_PROBLEM REQUIREMENTS_. Below are records with pictures in them; print them exactly, omitting the pictures.

Data about app and page elements:
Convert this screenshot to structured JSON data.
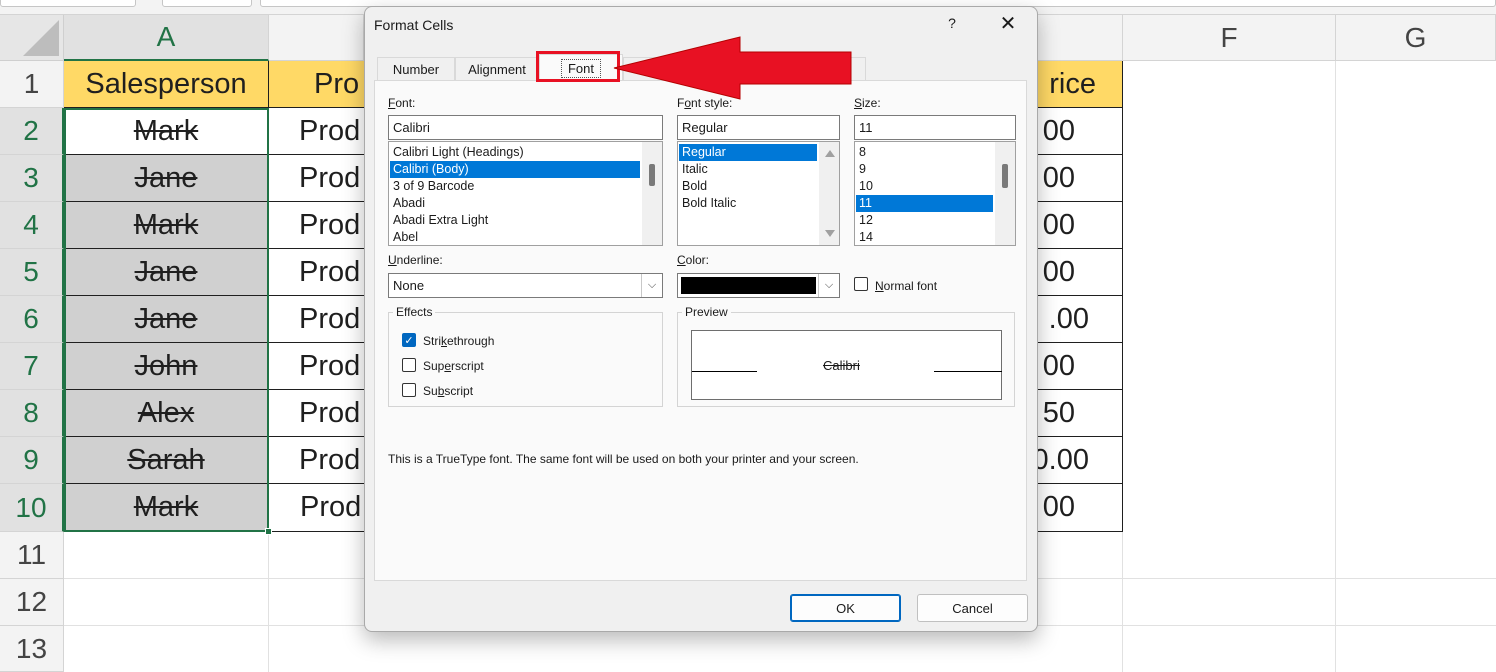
{
  "sheet": {
    "columns": [
      "A",
      "F",
      "G"
    ],
    "rows": [
      "1",
      "2",
      "3",
      "4",
      "5",
      "6",
      "7",
      "8",
      "9",
      "10",
      "11",
      "12",
      "13"
    ],
    "header_row": {
      "salesperson": "Salesperson",
      "product_partial": "Pro",
      "price_partial": "rice"
    },
    "salespeople": [
      "Mark",
      "Jane",
      "Mark",
      "Jane",
      "Jane",
      "John",
      "Alex",
      "Sarah",
      "Mark"
    ],
    "product_partial": [
      "Prod",
      "Prod",
      "Prod",
      "Prod",
      "Prod",
      "Prod",
      "Prod",
      "Prod",
      "Prod"
    ],
    "price_partial": [
      "00",
      "00",
      "00",
      "00",
      ".00",
      "00",
      "50",
      "0.00",
      "00"
    ],
    "colors": {
      "header_fill": "#ffd966",
      "strike_fill": "#d0d0d0",
      "selection": "#217346"
    }
  },
  "dialog": {
    "title": "Format Cells",
    "help": "?",
    "close": "✕",
    "tabs": [
      "Number",
      "Alignment",
      "Font"
    ],
    "active_tab": "Font",
    "font": {
      "label_pre": "",
      "label_key": "F",
      "label_post": "ont:",
      "value": "Calibri",
      "list": [
        "Calibri Light (Headings)",
        "Calibri (Body)",
        "3 of 9 Barcode",
        "Abadi",
        "Abadi Extra Light",
        "Abel"
      ],
      "selected_index": 1
    },
    "font_style": {
      "label_pre": "F",
      "label_key": "o",
      "label_post": "nt style:",
      "value": "Regular",
      "list": [
        "Regular",
        "Italic",
        "Bold",
        "Bold Italic"
      ],
      "selected_index": 0
    },
    "size": {
      "label_pre": "",
      "label_key": "S",
      "label_post": "ize:",
      "value": "11",
      "list": [
        "8",
        "9",
        "10",
        "11",
        "12",
        "14"
      ],
      "selected_index": 3
    },
    "underline": {
      "label_pre": "",
      "label_key": "U",
      "label_post": "nderline:",
      "value": "None"
    },
    "color": {
      "label_pre": "",
      "label_key": "C",
      "label_post": "olor:",
      "swatch": "#000000"
    },
    "normal_font": {
      "label_pre": "",
      "label_key": "N",
      "label_post": "ormal font",
      "checked": false
    },
    "effects": {
      "title": "Effects",
      "strikethrough": {
        "pre": "Stri",
        "key": "k",
        "post": "ethrough",
        "checked": true
      },
      "superscript": {
        "pre": "Sup",
        "key": "e",
        "post": "rscript",
        "checked": false
      },
      "subscript": {
        "pre": "Su",
        "key": "b",
        "post": "script",
        "checked": false
      }
    },
    "preview": {
      "title": "Preview",
      "sample": "Calibri"
    },
    "info": "This is a TrueType font.  The same font will be used on both your printer and your screen.",
    "ok": "OK",
    "cancel": "Cancel",
    "checkmark": "✓",
    "dropdown_glyph": "⌵"
  },
  "annotation": {
    "color": "#e81123"
  }
}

_WRITTEN SOLUTION_.
Convert this screenshot to structured JSON data.
{
  "sheet": {
    "columns": [
      "A",
      "F",
      "G"
    ],
    "rows": [
      "1",
      "2",
      "3",
      "4",
      "5",
      "6",
      "7",
      "8",
      "9",
      "10",
      "11",
      "12",
      "13"
    ],
    "header_row": {
      "salesperson": "Salesperson",
      "product_partial": "Pro",
      "price_partial": "rice"
    },
    "salespeople": [
      "Mark",
      "Jane",
      "Mark",
      "Jane",
      "Jane",
      "John",
      "Alex",
      "Sarah",
      "Mark"
    ],
    "product_partial": [
      "Prod",
      "Prod",
      "Prod",
      "Prod",
      "Prod",
      "Prod",
      "Prod",
      "Prod",
      "Prod"
    ],
    "price_partial": [
      "00",
      "00",
      "00",
      "00",
      ".00",
      "00",
      "50",
      "0.00",
      "00"
    ],
    "colors": {
      "header_fill": "#ffd966",
      "strike_fill": "#d0d0d0",
      "selection": "#217346"
    }
  },
  "dialog": {
    "title": "Format Cells",
    "help": "?",
    "close": "✕",
    "tabs": [
      "Number",
      "Alignment",
      "Font"
    ],
    "active_tab": "Font",
    "font": {
      "label_pre": "",
      "label_key": "F",
      "label_post": "ont:",
      "value": "Calibri",
      "list": [
        "Calibri Light (Headings)",
        "Calibri (Body)",
        "3 of 9 Barcode",
        "Abadi",
        "Abadi Extra Light",
        "Abel"
      ],
      "selected_index": 1
    },
    "font_style": {
      "label_pre": "F",
      "label_key": "o",
      "label_post": "nt style:",
      "value": "Regular",
      "list": [
        "Regular",
        "Italic",
        "Bold",
        "Bold Italic"
      ],
      "selected_index": 0
    },
    "size": {
      "label_pre": "",
      "label_key": "S",
      "label_post": "ize:",
      "value": "11",
      "list": [
        "8",
        "9",
        "10",
        "11",
        "12",
        "14"
      ],
      "selected_index": 3
    },
    "underline": {
      "label_pre": "",
      "label_key": "U",
      "label_post": "nderline:",
      "value": "None"
    },
    "color": {
      "label_pre": "",
      "label_key": "C",
      "label_post": "olor:",
      "swatch": "#000000"
    },
    "normal_font": {
      "label_pre": "",
      "label_key": "N",
      "label_post": "ormal font",
      "checked": false
    },
    "effects": {
      "title": "Effects",
      "strikethrough": {
        "pre": "Stri",
        "key": "k",
        "post": "ethrough",
        "checked": true
      },
      "superscript": {
        "pre": "Sup",
        "key": "e",
        "post": "rscript",
        "checked": false
      },
      "subscript": {
        "pre": "Su",
        "key": "b",
        "post": "script",
        "checked": false
      }
    },
    "preview": {
      "title": "Preview",
      "sample": "Calibri"
    },
    "info": "This is a TrueType font.  The same font will be used on both your printer and your screen.",
    "ok": "OK",
    "cancel": "Cancel",
    "checkmark": "✓",
    "dropdown_glyph": "⌵"
  },
  "annotation": {
    "color": "#e81123"
  }
}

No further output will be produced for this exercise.